======== Data section ========
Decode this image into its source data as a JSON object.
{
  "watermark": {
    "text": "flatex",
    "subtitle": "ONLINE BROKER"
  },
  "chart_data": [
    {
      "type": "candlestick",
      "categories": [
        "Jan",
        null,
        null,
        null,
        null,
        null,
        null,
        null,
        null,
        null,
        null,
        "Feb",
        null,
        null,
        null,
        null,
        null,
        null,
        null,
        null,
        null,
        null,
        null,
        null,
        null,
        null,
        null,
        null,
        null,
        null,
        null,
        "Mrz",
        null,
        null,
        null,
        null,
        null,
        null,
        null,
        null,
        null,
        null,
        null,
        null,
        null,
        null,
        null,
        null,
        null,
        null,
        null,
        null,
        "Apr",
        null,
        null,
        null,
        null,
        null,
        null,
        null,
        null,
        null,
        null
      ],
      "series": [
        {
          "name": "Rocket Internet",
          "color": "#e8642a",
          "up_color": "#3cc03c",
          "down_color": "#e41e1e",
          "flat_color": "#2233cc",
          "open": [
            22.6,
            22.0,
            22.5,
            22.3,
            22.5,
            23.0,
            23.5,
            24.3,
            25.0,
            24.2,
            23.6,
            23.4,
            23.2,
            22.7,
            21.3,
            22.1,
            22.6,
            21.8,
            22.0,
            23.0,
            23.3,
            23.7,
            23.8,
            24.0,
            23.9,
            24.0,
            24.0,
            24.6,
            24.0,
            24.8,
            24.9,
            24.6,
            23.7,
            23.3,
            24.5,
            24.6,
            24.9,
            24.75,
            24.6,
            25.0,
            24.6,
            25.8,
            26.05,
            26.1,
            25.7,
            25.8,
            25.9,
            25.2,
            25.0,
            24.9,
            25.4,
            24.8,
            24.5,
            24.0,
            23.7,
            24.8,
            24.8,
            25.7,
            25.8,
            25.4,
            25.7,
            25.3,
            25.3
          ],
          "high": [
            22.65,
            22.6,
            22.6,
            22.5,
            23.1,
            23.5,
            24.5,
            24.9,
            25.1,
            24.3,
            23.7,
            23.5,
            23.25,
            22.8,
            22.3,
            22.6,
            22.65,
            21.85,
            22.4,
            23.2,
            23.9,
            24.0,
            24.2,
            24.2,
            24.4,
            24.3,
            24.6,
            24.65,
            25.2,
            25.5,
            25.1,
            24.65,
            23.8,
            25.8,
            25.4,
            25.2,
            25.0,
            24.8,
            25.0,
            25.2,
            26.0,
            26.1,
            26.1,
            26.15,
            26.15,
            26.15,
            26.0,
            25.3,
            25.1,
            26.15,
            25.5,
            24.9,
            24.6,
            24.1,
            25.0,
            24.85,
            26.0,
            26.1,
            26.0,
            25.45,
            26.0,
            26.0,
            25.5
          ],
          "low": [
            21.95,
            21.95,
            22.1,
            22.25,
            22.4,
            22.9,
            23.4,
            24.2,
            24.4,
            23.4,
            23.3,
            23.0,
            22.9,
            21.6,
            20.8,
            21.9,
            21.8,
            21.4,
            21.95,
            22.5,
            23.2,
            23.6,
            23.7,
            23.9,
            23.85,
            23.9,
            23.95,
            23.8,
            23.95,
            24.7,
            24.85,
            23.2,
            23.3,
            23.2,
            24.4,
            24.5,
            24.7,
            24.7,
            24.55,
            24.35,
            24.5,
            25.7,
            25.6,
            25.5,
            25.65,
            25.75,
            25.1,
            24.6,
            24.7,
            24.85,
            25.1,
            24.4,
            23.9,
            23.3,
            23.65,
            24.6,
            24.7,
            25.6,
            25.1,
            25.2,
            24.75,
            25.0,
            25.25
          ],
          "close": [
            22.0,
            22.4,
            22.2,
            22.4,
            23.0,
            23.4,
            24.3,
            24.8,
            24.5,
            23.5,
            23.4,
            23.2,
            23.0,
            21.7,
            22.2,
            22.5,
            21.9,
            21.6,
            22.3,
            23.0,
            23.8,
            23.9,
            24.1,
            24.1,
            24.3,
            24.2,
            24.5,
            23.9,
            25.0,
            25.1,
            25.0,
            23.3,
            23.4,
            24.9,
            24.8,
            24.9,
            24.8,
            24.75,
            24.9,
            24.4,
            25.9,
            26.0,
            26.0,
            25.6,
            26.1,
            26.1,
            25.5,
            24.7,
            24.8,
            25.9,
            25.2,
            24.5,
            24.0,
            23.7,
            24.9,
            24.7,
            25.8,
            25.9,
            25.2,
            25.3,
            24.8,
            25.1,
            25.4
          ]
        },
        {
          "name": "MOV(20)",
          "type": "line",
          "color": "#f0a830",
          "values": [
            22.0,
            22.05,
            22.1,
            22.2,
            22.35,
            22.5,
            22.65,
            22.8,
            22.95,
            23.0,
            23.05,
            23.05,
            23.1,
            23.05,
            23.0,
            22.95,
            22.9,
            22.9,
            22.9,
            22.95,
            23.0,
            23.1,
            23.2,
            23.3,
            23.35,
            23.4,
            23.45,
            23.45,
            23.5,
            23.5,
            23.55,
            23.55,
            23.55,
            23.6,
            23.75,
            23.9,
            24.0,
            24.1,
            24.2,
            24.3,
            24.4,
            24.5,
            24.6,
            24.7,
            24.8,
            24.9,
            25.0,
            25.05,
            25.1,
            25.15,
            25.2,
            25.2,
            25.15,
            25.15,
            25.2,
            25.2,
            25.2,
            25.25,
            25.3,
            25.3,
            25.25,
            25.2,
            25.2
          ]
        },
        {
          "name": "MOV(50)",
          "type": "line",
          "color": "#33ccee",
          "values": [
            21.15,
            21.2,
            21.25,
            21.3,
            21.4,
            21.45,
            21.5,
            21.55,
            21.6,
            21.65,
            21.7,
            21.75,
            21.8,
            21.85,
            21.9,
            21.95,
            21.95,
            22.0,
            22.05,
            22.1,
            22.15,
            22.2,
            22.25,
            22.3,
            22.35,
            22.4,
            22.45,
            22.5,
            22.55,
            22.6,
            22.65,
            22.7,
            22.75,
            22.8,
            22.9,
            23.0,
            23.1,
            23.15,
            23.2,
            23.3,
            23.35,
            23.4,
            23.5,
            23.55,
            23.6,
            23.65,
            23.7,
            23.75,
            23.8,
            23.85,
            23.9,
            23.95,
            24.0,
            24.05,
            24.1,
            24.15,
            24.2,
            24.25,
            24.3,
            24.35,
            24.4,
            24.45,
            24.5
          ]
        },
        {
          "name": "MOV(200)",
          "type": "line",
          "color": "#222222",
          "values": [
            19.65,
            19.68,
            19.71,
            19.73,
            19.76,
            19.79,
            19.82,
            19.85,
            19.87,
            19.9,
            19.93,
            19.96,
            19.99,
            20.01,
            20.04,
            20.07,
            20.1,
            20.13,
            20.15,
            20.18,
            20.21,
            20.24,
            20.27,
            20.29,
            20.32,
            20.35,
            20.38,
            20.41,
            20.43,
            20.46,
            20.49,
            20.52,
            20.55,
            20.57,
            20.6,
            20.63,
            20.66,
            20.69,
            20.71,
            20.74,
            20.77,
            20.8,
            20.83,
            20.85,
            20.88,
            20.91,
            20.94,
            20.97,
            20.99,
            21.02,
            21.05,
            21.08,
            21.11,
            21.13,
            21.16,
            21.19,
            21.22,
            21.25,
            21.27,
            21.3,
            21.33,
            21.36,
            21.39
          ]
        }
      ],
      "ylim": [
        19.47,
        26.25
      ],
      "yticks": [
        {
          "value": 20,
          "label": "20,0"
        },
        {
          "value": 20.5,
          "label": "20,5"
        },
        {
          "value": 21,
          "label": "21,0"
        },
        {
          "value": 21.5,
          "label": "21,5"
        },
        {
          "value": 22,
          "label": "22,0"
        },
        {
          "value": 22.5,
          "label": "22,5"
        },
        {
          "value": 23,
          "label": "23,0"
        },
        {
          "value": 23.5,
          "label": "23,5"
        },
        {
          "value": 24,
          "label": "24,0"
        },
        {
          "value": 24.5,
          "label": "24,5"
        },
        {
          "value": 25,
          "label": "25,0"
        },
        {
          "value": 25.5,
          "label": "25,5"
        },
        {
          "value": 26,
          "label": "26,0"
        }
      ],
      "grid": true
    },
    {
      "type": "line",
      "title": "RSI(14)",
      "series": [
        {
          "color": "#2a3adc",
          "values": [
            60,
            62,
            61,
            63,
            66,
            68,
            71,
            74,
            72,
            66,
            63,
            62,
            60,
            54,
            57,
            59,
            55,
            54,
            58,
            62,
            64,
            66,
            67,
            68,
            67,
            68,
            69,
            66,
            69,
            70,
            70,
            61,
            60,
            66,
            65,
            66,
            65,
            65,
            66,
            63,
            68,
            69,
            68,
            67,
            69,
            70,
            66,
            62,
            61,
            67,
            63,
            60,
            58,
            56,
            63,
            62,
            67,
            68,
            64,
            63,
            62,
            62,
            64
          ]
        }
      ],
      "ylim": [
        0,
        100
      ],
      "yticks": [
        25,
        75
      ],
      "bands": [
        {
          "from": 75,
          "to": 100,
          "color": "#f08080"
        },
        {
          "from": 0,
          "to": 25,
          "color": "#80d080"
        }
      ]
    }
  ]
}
========
▸ Task to carry out: Copy out all lines above that include the string "name".

▸ Finished task:
          "name": "Rocket Internet",
          "name": "MOV(20)",
          "name": "MOV(50)",
          "name": "MOV(200)",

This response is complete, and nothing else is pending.